▶ [SHORT EXERCISE]: Search the listing below for the string "előírásoknak" and copy every line where it occurs.

(Stored items from a collection)

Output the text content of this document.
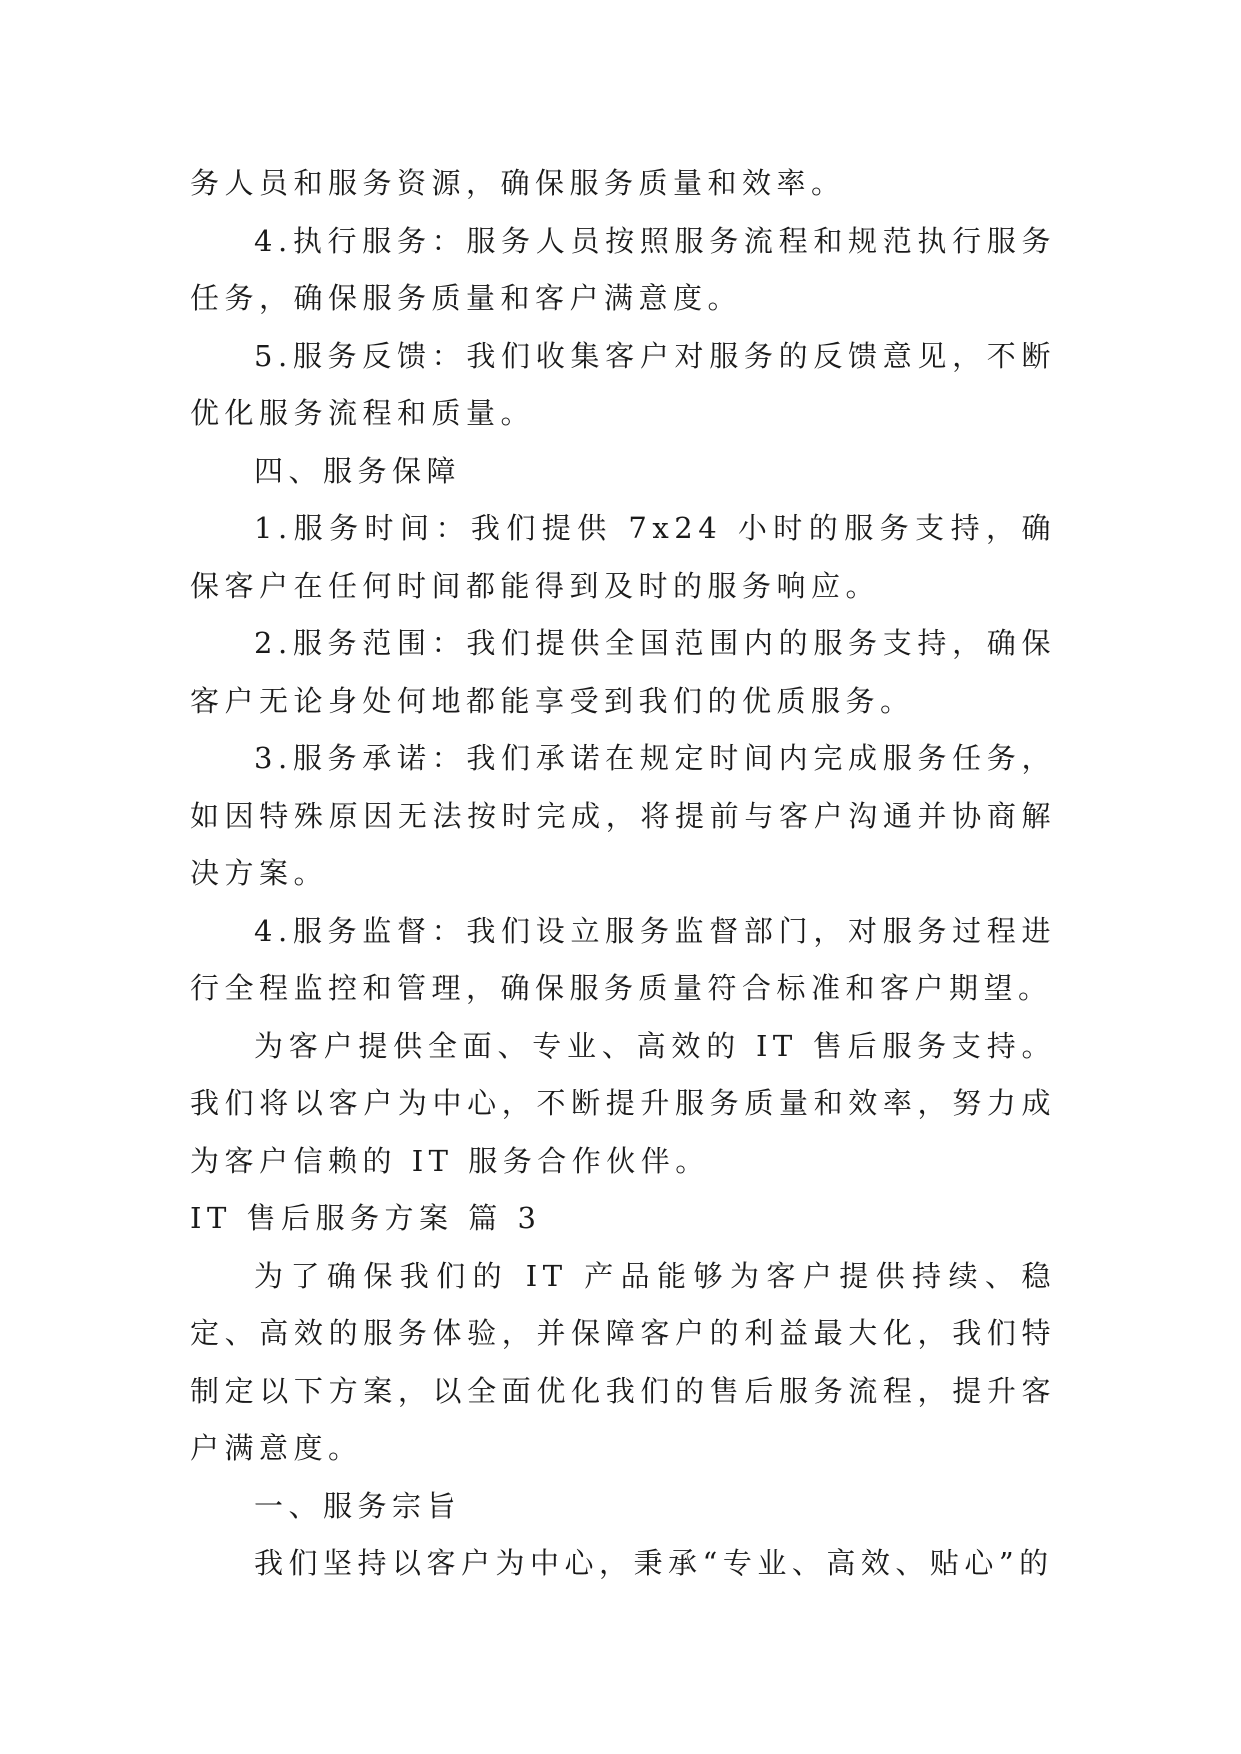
务人员和服务资源，确保服务质量和效率。

4.执行服务：服务人员按照服务流程和规范执行服务任务，确保服务质量和客户满意度。

5.服务反馈：我们收集客户对服务的反馈意见，不断优化服务流程和质量。

四、服务保障

1.服务时间：我们提供 7x24 小时的服务支持，确保客户在任何时间都能得到及时的服务响应。

2.服务范围：我们提供全国范围内的服务支持，确保客户无论身处何地都能享受到我们的优质服务。

3.服务承诺：我们承诺在规定时间内完成服务任务，如因特殊原因无法按时完成，将提前与客户沟通并协商解决方案。

4.服务监督：我们设立服务监督部门，对服务过程进行全程监控和管理，确保服务质量符合标准和客户期望。

为客户提供全面、专业、高效的 IT 售后服务支持。我们将以客户为中心，不断提升服务质量和效率，努力成为客户信赖的 IT 服务合作伙伴。

IT 售后服务方案 篇 3

为了确保我们的 IT 产品能够为客户提供持续、稳定、高效的服务体验，并保障客户的利益最大化，我们特制定以下方案，以全面优化我们的售后服务流程，提升客户满意度。

一、服务宗旨

我们坚持以客户为中心，秉承“专业、高效、贴心”的
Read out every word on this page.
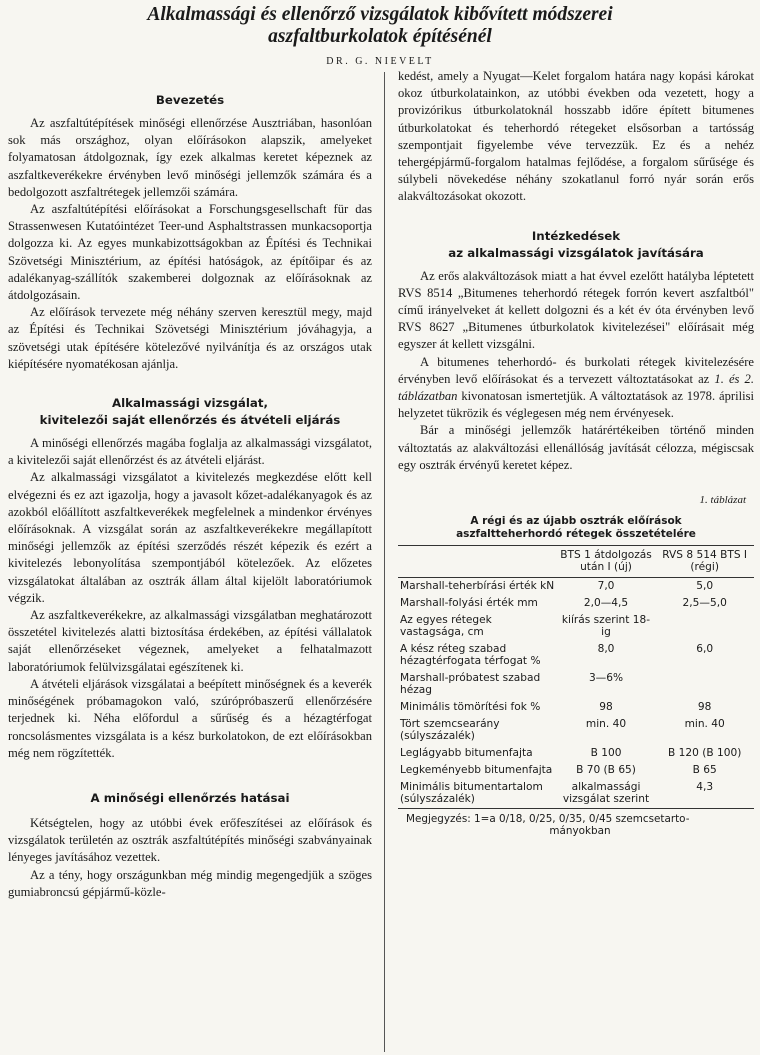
Alkalmassági és ellenőrző vizsgálatok kibővített módszerei
aszfaltburkolatok építésénél
DR. G. NIEVELT
Bevezetés

Az aszfaltútépítések minőségi ellenőrzése Ausztriában, hasonlóan sok más országhoz, olyan előírásokon alapszik, amelyeket folyamatosan átdolgoznak, így ezek alkalmas keretet képeznek az aszfaltkeverékekre érvényben levő minőségi jellemzők számára és a bedolgozott aszfaltrétegek jellemzői számára.

Az aszfaltútépítési előírásokat a Forschungsgesellschaft für das Strassenwesen Kutatóintézet Teer-und Asphaltstrassen munkacsoportja dolgozza ki. Az egyes munkabizottságokban az Építési és Technikai Szövetségi Minisztérium, az építési hatóságok, az építőipar és az adalékanyag-szállítók szakemberei dolgoznak az előírásoknak az átdolgozásain.

Az előírások tervezete még néhány szerven keresztül megy, majd az Építési és Technikai Szövetségi Minisztérium jóváhagyja, a szövetségi utak építésére kötelezővé nyilvánítja és az országos utak kiépítésére nyomatékosan ajánlja.

Alkalmassági vizsgálat,
kivitelezői saját ellenőrzés és átvételi eljárás

A minőségi ellenőrzés magába foglalja az alkalmassági vizsgálatot, a kivitelezői saját ellenőrzést és az átvételi eljárást.

Az alkalmassági vizsgálatot a kivitelezés megkezdése előtt kell elvégezni és ez azt igazolja, hogy a javasolt kőzet-adalékanyagok és az azokból előállított aszfaltkeverékek megfelelnek a mindenkor érvényes előírásoknak. A vizsgálat során az aszfaltkeverékekre megállapított minőségi jellemzők az építési szerződés részét képezik és ezért a kivitelezés lebonyolítása szempontjából kötelezőek. Az előzetes vizsgálatokat általában az osztrák állam által kijelölt laboratóriumok végzik.

Az aszfaltkeverékekre, az alkalmassági vizsgálatban meghatározott összetétel kivitelezés alatti biztosítása érdekében, az építési vállalatok saját ellenőrzéseket végeznek, amelyeket a felhatalmazott laboratóriumok felülvizsgálatai egészítenek ki.

A átvételi eljárások vizsgálatai a beépített minőségnek és a keverék minőségének próbamagokon való, szúrópróbaszerű ellenőrzésére terjednek ki. Néha előfordul a sűrűség és a hézagtérfogat roncsolásmentes vizsgálata is a kész burkolatokon, de ezt előírásokban még nem rögzítették.

A minőségi ellenőrzés hatásai

Kétségtelen, hogy az utóbbi évek erőfeszítései az előírások és vizsgálatok területén az osztrák aszfaltútépítés minőségi szabványainak lényeges javításához vezettek.

Az a tény, hogy országunkban még mindig megengedjük a szöges gumiabroncsú gépjármű-közle-

kedést, amely a Nyugat—Kelet forgalom határa nagy kopási károkat okoz útburkolatainkon, az utóbbi években oda vezetett, hogy a provizórikus útburkolatoknál hosszabb időre épített bitumenes útburkolatokat és teherhordó rétegeket elsősorban a tartósság szempontjait figyelembe véve tervezzük. Ez és a nehéz tehergépjármű-forgalom hatalmas fejlődése, a forgalom sűrűsége és súlybeli növekedése néhány szokatlanul forró nyár során erős alakváltozásokat okozott.

Intézkedések
az alkalmassági vizsgálatok javítására

Az erős alakváltozások miatt a hat évvel ezelőtt hatályba léptetett RVS 8514 „Bitumenes teherhordó rétegek forrón kevert aszfaltból" című irányelveket át kellett dolgozni és a két év óta érvényben levő RVS 8627 „Bitumenes útburkolatok kivitelezései" előírásait még egyszer át kellett vizsgálni.

A bitumenes teherhordó- és burkolati rétegek kivitelezésére érvényben levő előírásokat és a tervezett változtatásokat az 1. és 2. táblázatban kivonatosan ismertetjük. A változtatások az 1978. áprilisi helyzetet tükrözik és véglegesen még nem érvényesek.

Bár a minőségi jellemzők határértékeiben történő minden változtatás az alakváltozási ellenállóság javítását célozza, mégiscsak egy osztrák érvényű keretet képez.

1. táblázat
A régi és az újabb osztrák előírások
aszfaltteherhordó rétegek összetételére
	BTS 1 átdolgozás után I (új)	RVS 8 514 BTS I (régi)
Marshall-teherbírási érték kN	7,0	5,0
Marshall-folyási érték mm	2,0—4,5	2,5—5,0
Az egyes rétegek vastagsága, cm	kiírás szerint 18-ig	
A kész réteg szabad hézagtérfogata térfogat %	8,0	6,0
Marshall-próbatest szabad hézag	3—6%	
Minimális tömörítési fok %	98	98
Tört szemcsearány (súlyszázalék)	min. 40	min. 40
Leglágyabb bitumenfajta	B 100	B 120 (B 100)
Legkeményebb bitumenfajta	B 70 (B 65)	B 65
Minimális bitumentartalom (súlyszázalék)	alkalmassági vizsgálat szerint	4,3
Megjegyzés: 1=a 0/18, 0/25, 0/35, 0/45 szemcsetarto-
mányokban
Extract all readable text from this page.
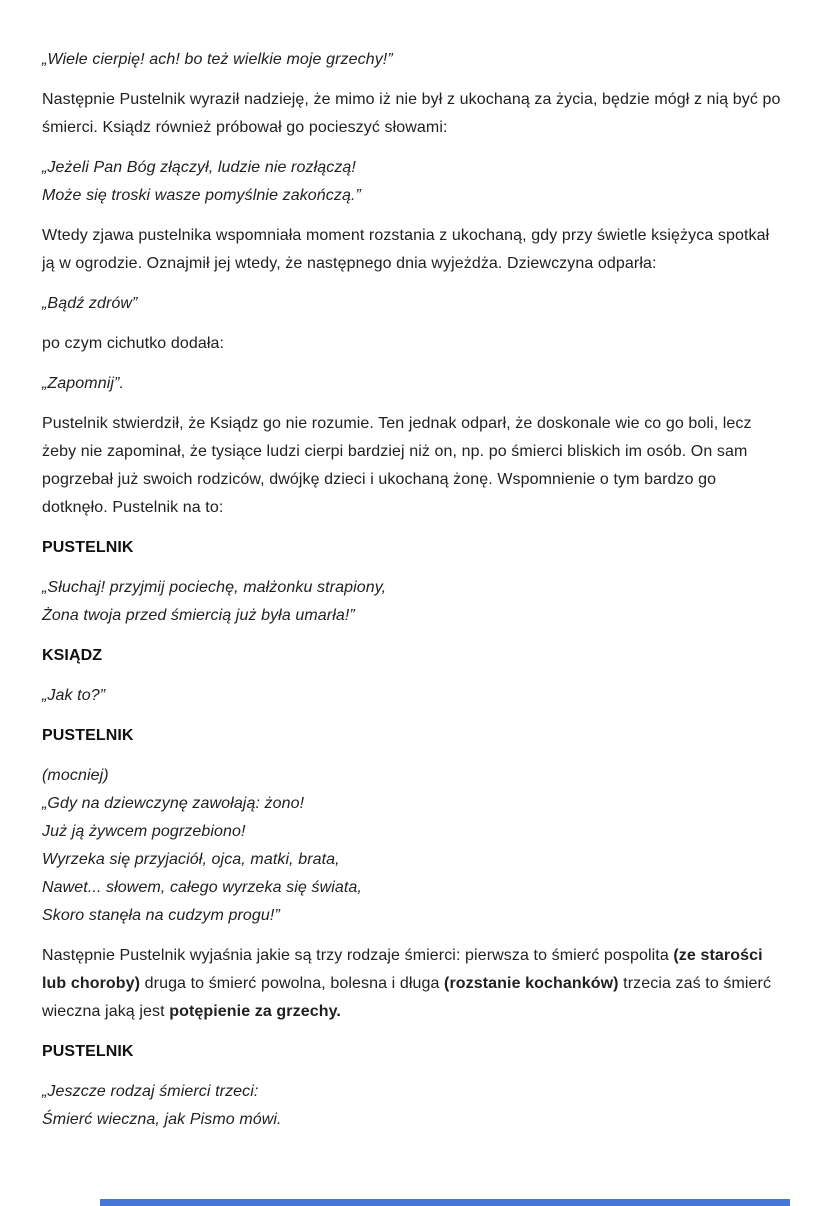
„Wiele cierpię! ach! bo też wielkie moje grzechy!”

Następnie Pustelnik wyraził nadzieję, że mimo iż nie był z ukochaną za życia, będzie mógł z nią być po śmierci. Ksiądz również próbował go pocieszyć słowami:

„Jeżeli Pan Bóg złączył, ludzie nie rozłączą!
Może się troski wasze pomyślnie zakończą.”

Wtedy zjawa pustelnika wspomniała moment rozstania z ukochaną, gdy przy świetle księżyca spotkał ją w ogrodzie. Oznajmił jej wtedy, że następnego dnia wyjeżdża. Dziewczyna odparła:

„Bądź zdrów”

po czym cichutko dodała:

„Zapomnij”.

Pustelnik stwierdził, że Ksiądz go nie rozumie. Ten jednak odparł, że doskonale wie co go boli, lecz żeby nie zapominał, że tysiące ludzi cierpi bardziej niż on, np. po śmierci bliskich im osób. On sam pogrzebał już swoich rodziców, dwójkę dzieci i ukochaną żonę. Wspomnienie o tym bardzo go dotknęło. Pustelnik na to:

PUSTELNIK

„Słuchaj! przyjmij pociechę, małżonku strapiony,
Żona twoja przed śmiercią już była umarła!”

KSIĄDZ

„Jak to?”

PUSTELNIK

(mocniej)
„Gdy na dziewczynę zawołają: żono!
Już ją żywcem pogrzebiono!
Wyrzeka się przyjaciół, ojca, matki, brata,
Nawet... słowem, całego wyrzeka się świata,
Skoro stanęła na cudzym progu!”

Następnie Pustelnik wyjaśnia jakie są trzy rodzaje śmierci: pierwsza to śmierć pospolita (ze starości lub choroby) druga to śmierć powolna, bolesna i długa (rozstanie kochanków) trzecia zaś to śmierć wieczna jaką jest potępienie za grzechy.

PUSTELNIK

„Jeszcze rodzaj śmierci trzeci:
Śmierć wieczna, jak Pismo mówi.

▶ [FINISHED EXERCISE]:
Az aszfaltútépítési előírásokat a Forschungsgesellschaft für das Strassenwesen Kutatóintézet Teer-und Asphaltstrassen munkacsoportja dolgozza ki. Az egyes munkabizottságokban az Építési és Technikai Szövetségi Minisztérium, az építési hatóságok, az építőipar és az adalékanyag-szállítók szakemberei dolgoznak az előírásoknak az átdolgozásain.
Az alkalmassági vizsgálatot a kivitelezés megkezdése előtt kell elvégezni és ez azt igazolja, hogy a javasolt kőzet-adalékanyagok és az azokból előállított aszfaltkeverékek megfelelnek a mindenkor érvényes előírásoknak. A vizsgálat során az aszfaltkeverékekre megállapított minőségi jellemzők az építési szerződés részét képezik és ezért a kivitelezés lebonyolítása szempontjából kötelezőek. Az előzetes vizsgálatokat általában az osztrák állam által kijelölt laboratóriumok végzik.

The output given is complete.